***** Extracted data *****
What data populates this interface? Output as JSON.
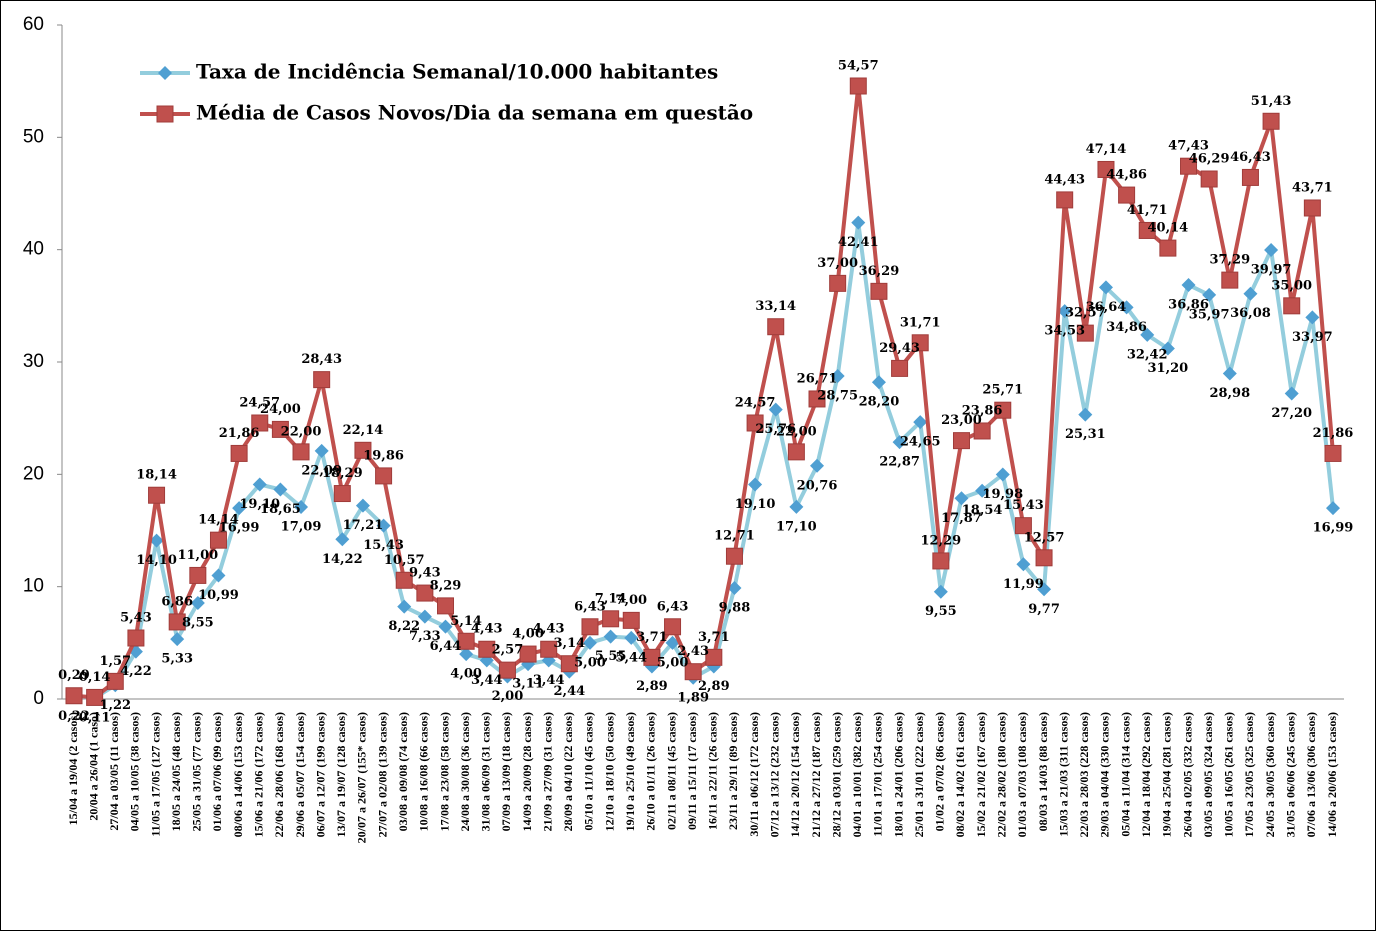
{
  "chart_data": {
    "type": "line",
    "categories": [
      "15/04 a 19/04 (2 casos)",
      "20/04 a 26/04 (1 caso)",
      "27/04 a 03/05 (11 casos)",
      "04/05 a 10/05 (38 casos)",
      "11/05 a 17/05 (127 casos)",
      "18/05 a 24/05 (48 casos)",
      "25/05 a 31/05 (77 casos)",
      "01/06 a 07/06 (99 casos)",
      "08/06 a 14/06 (153 casos)",
      "15/06 a 21/06 (172 casos)",
      "22/06 a 28/06 (168 casos)",
      "29/06 a 05/07 (154 casos)",
      "06/07 a 12/07 (199 casos)",
      "13/07 a 19/07 (128 casos)",
      "20/07 a 26/07 (155* casos)",
      "27/07 a 02/08 (139 casos)",
      "03/08 a 09/08 (74 casos)",
      "10/08 a 16/08 (66 casos)",
      "17/08 a 23/08 (58 casos)",
      "24/08 a 30/08 (36 casos)",
      "31/08 a 06/09 (31 casos)",
      "07/09 a 13/09 (18 casos)",
      "14/09 a 20/09 (28 casos)",
      "21/09 a 27/09 (31 casos)",
      "28/09 a 04/10 (22 casos)",
      "05/10 a 11/10 (45 casos)",
      "12/10 a 18/10 (50 casos)",
      "19/10 a 25/10 (49 casos)",
      "26/10 a 01/11 (26 casos)",
      "02/11 a 08/11 (45 casos)",
      "09/11 a 15/11 (17 casos)",
      "16/11 a 22/11 (26 casos)",
      "23/11 a 29/11 (89 casos)",
      "30/11 a 06/12 (172 casos)",
      "07/12 a 13/12 (232 casos)",
      "14/12 a 20/12 (154 casos)",
      "21/12 a 27/12 (187 casos)",
      "28/12 a 03/01 (259 casos)",
      "04/01 a 10/01 (382 casos)",
      "11/01 a 17/01 (254 casos)",
      "18/01 a 24/01 (206 casos)",
      "25/01 a 31/01 (222 casos)",
      "01/02 a 07/02 (86 casos)",
      "08/02 a 14/02 (161 casos)",
      "15/02 a 21/02 (167 casos)",
      "22/02 a 28/02 (180 casos)",
      "01/03 a 07/03 (108 casos)",
      "08/03 a 14/03 (88 casos)",
      "15/03 a 21/03 (311 casos)",
      "22/03 a 28/03 (228 casos)",
      "29/03 a 04/04 (330 casos)",
      "05/04 a 11/04 (314 casos)",
      "12/04 a 18/04 (292 casos)",
      "19/04 a 25/04 (281 casos)",
      "26/04 a 02/05 (332 casos)",
      "03/05 a 09/05 (324 casos)",
      "10/05 a 16/05 (261 casos)",
      "17/05 a 23/05 (325 casos)",
      "24/05 a 30/05 (360 casos)",
      "31/05 a 06/06 (245 casos)",
      "07/06 a 13/06 (306 casos)",
      "14/06 a 20/06 (153 casos)"
    ],
    "series": [
      {
        "name": "Taxa de Incidência Semanal/10.000 habitantes",
        "color": "#93cddd",
        "marker_color": "#4f9fd2",
        "marker": "diamond",
        "values": [
          0.22,
          0.11,
          1.22,
          4.22,
          14.1,
          5.33,
          8.55,
          10.99,
          16.99,
          19.1,
          18.65,
          17.09,
          22.09,
          14.22,
          17.21,
          15.43,
          8.22,
          7.33,
          6.44,
          4,
          3.44,
          2,
          3.11,
          3.44,
          2.44,
          5,
          5.55,
          5.44,
          2.89,
          5,
          1.89,
          2.89,
          9.88,
          19.1,
          25.76,
          17.1,
          20.76,
          28.75,
          42.41,
          28.2,
          22.87,
          24.65,
          9.55,
          17.87,
          18.54,
          19.98,
          11.99,
          9.77,
          34.53,
          25.31,
          36.64,
          34.86,
          32.42,
          31.2,
          36.86,
          35.97,
          28.98,
          36.08,
          39.97,
          27.2,
          33.97,
          16.99
        ],
        "value_labels": [
          "0,22",
          "0,11",
          "1,22",
          "4,22",
          "14,10",
          "5,33",
          "8,55",
          "10,99",
          "16,99",
          "19,10",
          "18,65",
          "17,09",
          "22,09",
          "14,22",
          "17,21",
          "15,43",
          "8,22",
          "7,33",
          "6,44",
          "4,00",
          "3,44",
          "2,00",
          "3,11",
          "3,44",
          "2,44",
          "5,00",
          "5,55",
          "5,44",
          "2,89",
          "5,00",
          "1,89",
          "2,89",
          "9,88",
          "19,10",
          "25,76",
          "17,10",
          "20,76",
          "28,75",
          "42,41",
          "28,20",
          "22,87",
          "24,65",
          "9,55",
          "17,87",
          "18,54",
          "19,98",
          "11,99",
          "9,77",
          "34,53",
          "25,31",
          "36,64",
          "34,86",
          "32,42",
          "31,20",
          "36,86",
          "35,97",
          "28,98",
          "36,08",
          "39,97",
          "27,20",
          "33,97",
          "16,99"
        ]
      },
      {
        "name": "Média de Casos Novos/Dia da semana em questão",
        "color": "#c0504d",
        "marker_color": "#c0504d",
        "marker": "square",
        "values": [
          0.29,
          0.14,
          1.57,
          5.43,
          18.14,
          6.86,
          11,
          14.14,
          21.86,
          24.57,
          24,
          22,
          28.43,
          18.29,
          22.14,
          19.86,
          10.57,
          9.43,
          8.29,
          5.14,
          4.43,
          2.57,
          4,
          4.43,
          3.14,
          6.43,
          7.14,
          7,
          3.71,
          6.43,
          2.43,
          3.71,
          12.71,
          24.57,
          33.14,
          22,
          26.71,
          37,
          54.57,
          36.29,
          29.43,
          31.71,
          12.29,
          23,
          23.86,
          25.71,
          15.43,
          12.57,
          44.43,
          32.57,
          47.14,
          44.86,
          41.71,
          40.14,
          47.43,
          46.29,
          37.29,
          46.43,
          51.43,
          35,
          43.71,
          21.86
        ],
        "value_labels": [
          "0,29",
          "0,14",
          "1,57",
          "5,43",
          "18,14",
          "6,86",
          "11,00",
          "14,14",
          "21,86",
          "24,57",
          "24,00",
          "22,00",
          "28,43",
          "18,29",
          "22,14",
          "19,86",
          "10,57",
          "9,43",
          "8,29",
          "5,14",
          "4,43",
          "2,57",
          "4,00",
          "4,43",
          "3,14",
          "6,43",
          "7,14",
          "7,00",
          "3,71",
          "6,43",
          "2,43",
          "3,71",
          "12,71",
          "24,57",
          "33,14",
          "22,00",
          "26,71",
          "37,00",
          "54,57",
          "36,29",
          "29,43",
          "31,71",
          "12,29",
          "23,00",
          "23,86",
          "25,71",
          "15,43",
          "12,57",
          "44,43",
          "32,57",
          "47,14",
          "44,86",
          "41,71",
          "40,14",
          "47,43",
          "46,29",
          "37,29",
          "46,43",
          "51,43",
          "35,00",
          "43,71",
          "21,86"
        ]
      }
    ],
    "ylim": [
      0,
      60
    ],
    "yticks": [
      0,
      10,
      20,
      30,
      40,
      50,
      60
    ],
    "grid": false,
    "legend": "upper left"
  }
}
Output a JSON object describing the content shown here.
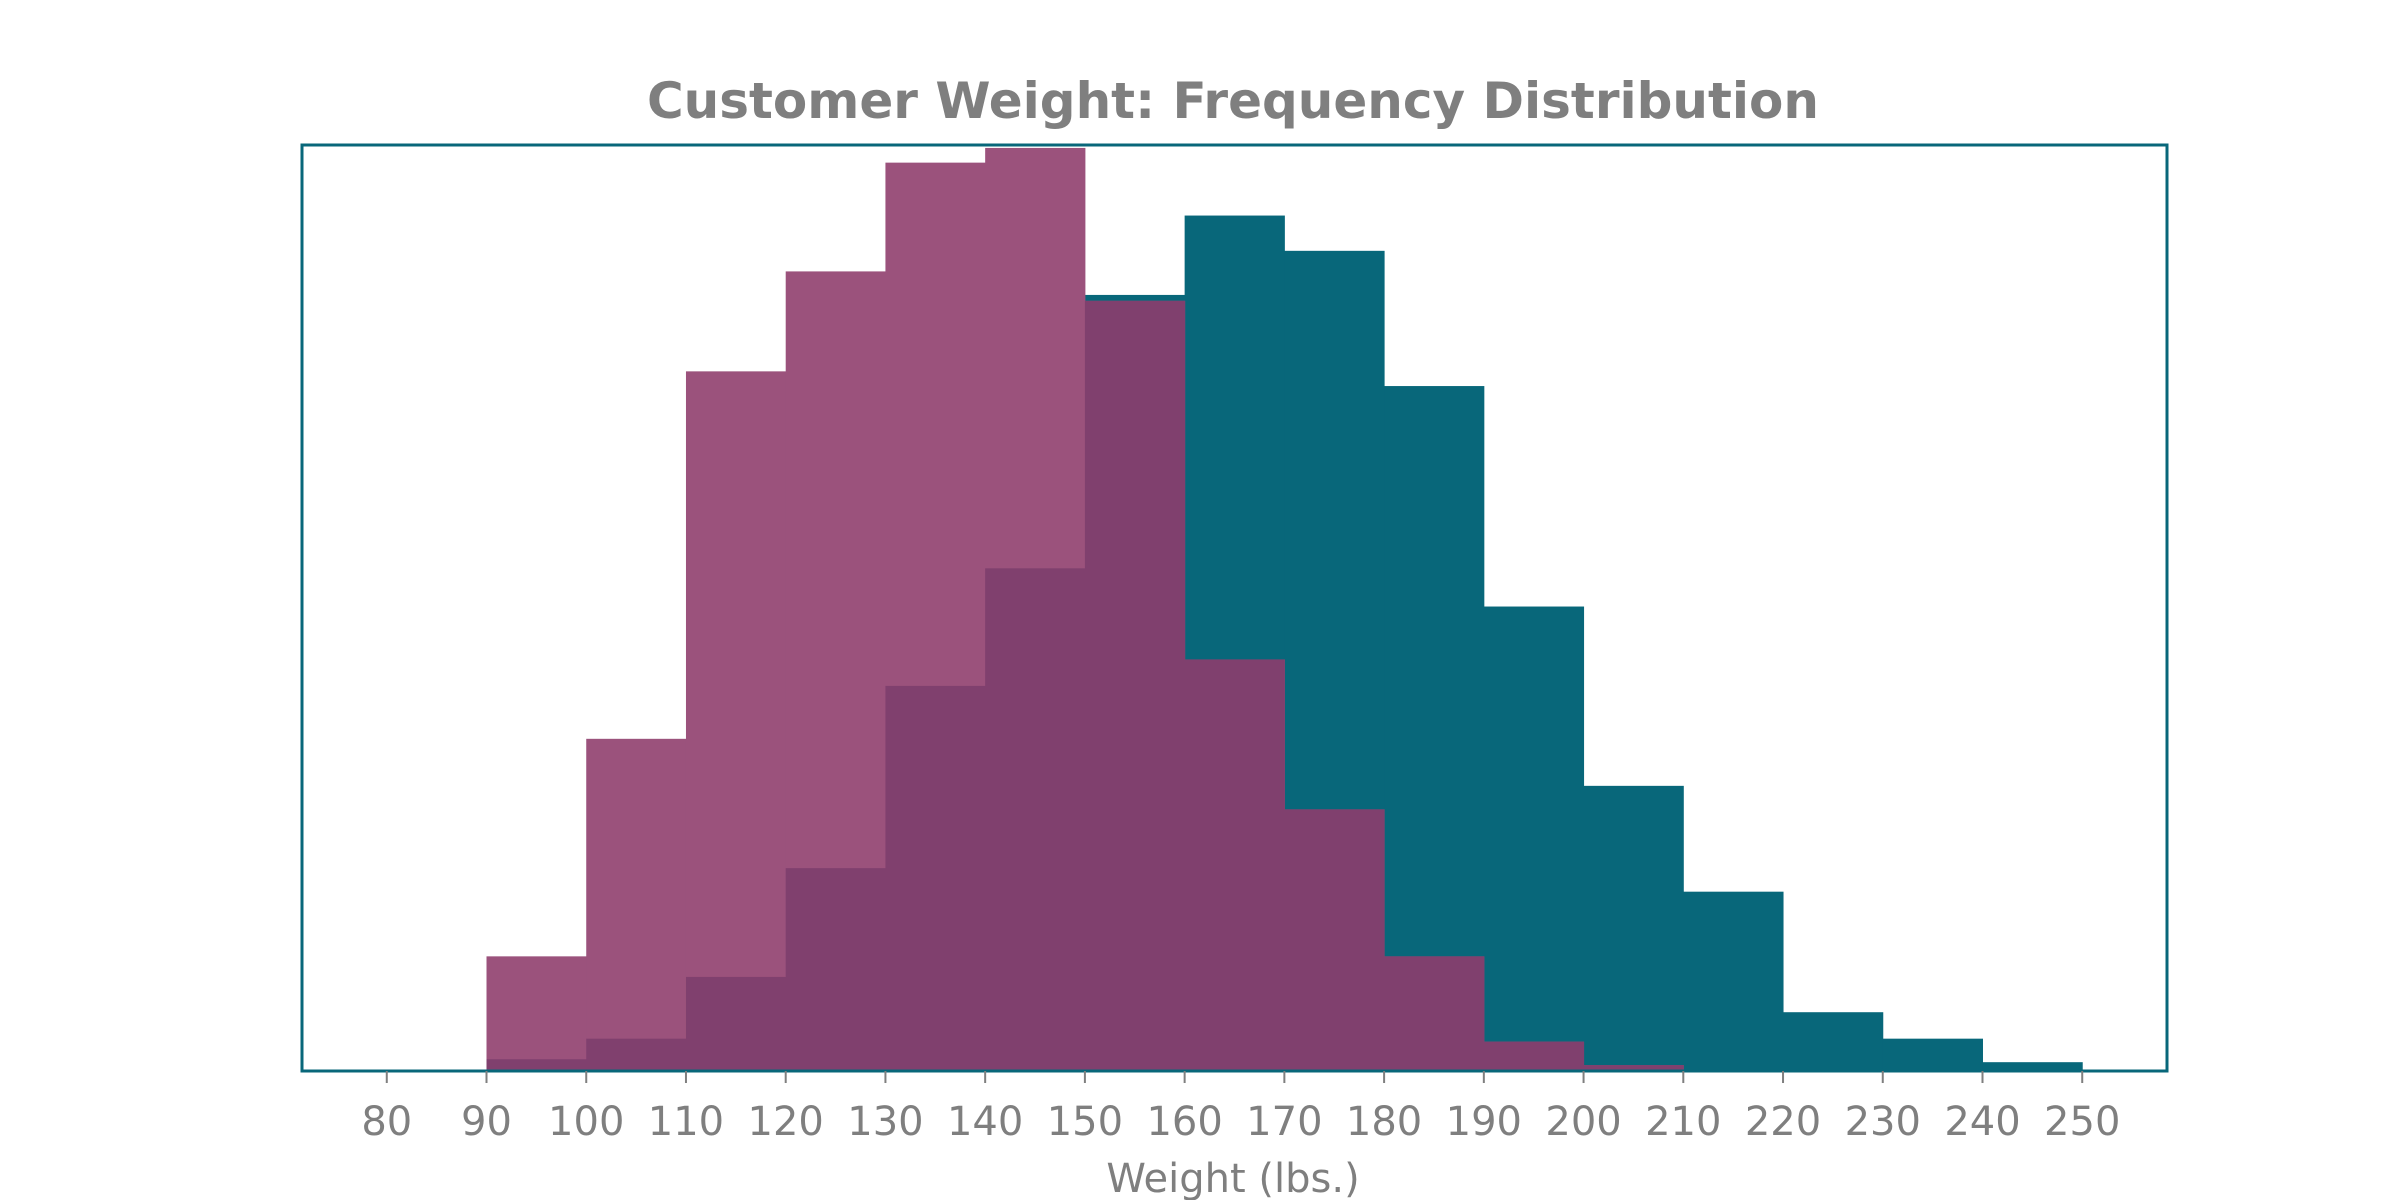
{
  "chart_data": {
    "type": "bar",
    "subtype": "overlapping-histogram",
    "title": "Customer Weight: Frequency Distribution",
    "xlabel": "Weight (lbs.)",
    "ylabel": "",
    "xlim": [
      71.5,
      258.5
    ],
    "ylim": [
      0,
      315
    ],
    "x_ticks": [
      80,
      90,
      100,
      110,
      120,
      130,
      140,
      150,
      160,
      170,
      180,
      190,
      200,
      210,
      220,
      230,
      240,
      250
    ],
    "y_axis_visible": false,
    "grid": false,
    "legend": "none",
    "colors": {
      "series_1": "#08677a",
      "series_2": "#9b527c",
      "overlap": "#80406e",
      "frame": "#08677a",
      "text": "#7f7f7f"
    },
    "series": [
      {
        "bin_edges": [
          90,
          100,
          110,
          120,
          130,
          140,
          150,
          160,
          170,
          180,
          190,
          200,
          210,
          220,
          230,
          240,
          250
        ],
        "values": [
          4,
          11,
          32,
          69,
          131,
          171,
          264,
          291,
          279,
          233,
          158,
          97,
          61,
          20,
          11,
          3
        ]
      },
      {
        "bin_edges": [
          90,
          100,
          110,
          120,
          130,
          140,
          150,
          160,
          170,
          180,
          190,
          200,
          210
        ],
        "values": [
          39,
          113,
          238,
          272,
          309,
          314,
          262,
          140,
          89,
          39,
          10,
          2
        ]
      }
    ]
  }
}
*****
What the task requires: Gather from the data above every line with the string "Output".

Problem solution:
What data populates this interface? Output as JSON.
Output a JSON object describing the content shown here.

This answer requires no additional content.